What this task involves:
Sort through the entries below and pull out lines containing the word "JSON".

Data for processing:
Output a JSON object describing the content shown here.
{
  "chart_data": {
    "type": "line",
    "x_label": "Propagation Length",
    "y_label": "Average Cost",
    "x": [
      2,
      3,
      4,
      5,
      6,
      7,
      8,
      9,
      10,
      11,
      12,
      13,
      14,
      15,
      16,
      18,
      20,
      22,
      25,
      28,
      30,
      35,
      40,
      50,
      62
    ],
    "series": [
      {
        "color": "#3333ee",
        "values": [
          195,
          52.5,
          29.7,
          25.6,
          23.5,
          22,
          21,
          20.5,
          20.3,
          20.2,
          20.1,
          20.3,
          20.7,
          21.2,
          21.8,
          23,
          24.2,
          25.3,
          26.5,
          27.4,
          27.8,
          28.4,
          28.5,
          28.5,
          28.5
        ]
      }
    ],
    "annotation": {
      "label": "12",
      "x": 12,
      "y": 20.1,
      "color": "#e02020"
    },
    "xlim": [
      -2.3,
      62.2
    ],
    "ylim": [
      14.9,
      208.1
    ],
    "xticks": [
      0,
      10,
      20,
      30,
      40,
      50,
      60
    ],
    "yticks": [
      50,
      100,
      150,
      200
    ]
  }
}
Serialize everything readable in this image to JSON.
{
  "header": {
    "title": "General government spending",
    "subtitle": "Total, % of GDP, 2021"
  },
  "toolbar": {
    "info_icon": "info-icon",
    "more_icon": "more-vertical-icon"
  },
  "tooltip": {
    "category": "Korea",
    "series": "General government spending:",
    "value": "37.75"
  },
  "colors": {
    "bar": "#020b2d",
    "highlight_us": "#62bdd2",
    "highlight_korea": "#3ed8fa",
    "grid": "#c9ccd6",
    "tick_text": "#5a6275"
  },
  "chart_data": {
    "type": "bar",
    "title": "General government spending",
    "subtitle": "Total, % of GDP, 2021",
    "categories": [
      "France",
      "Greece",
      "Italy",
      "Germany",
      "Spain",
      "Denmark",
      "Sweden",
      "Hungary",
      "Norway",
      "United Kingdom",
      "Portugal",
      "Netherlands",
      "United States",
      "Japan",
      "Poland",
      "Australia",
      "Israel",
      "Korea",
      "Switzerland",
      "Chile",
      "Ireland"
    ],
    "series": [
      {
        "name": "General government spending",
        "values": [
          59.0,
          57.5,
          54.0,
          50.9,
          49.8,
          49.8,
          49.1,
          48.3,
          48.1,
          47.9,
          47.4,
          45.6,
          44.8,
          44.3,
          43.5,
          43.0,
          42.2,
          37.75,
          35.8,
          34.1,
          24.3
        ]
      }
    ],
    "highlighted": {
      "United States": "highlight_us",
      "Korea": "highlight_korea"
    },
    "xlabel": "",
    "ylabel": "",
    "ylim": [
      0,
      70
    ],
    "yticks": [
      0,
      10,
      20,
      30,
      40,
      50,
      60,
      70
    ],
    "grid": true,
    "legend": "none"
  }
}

Final answer:
Output a JSON object describing the content shown here.
Serialize everything readable in this image to JSON.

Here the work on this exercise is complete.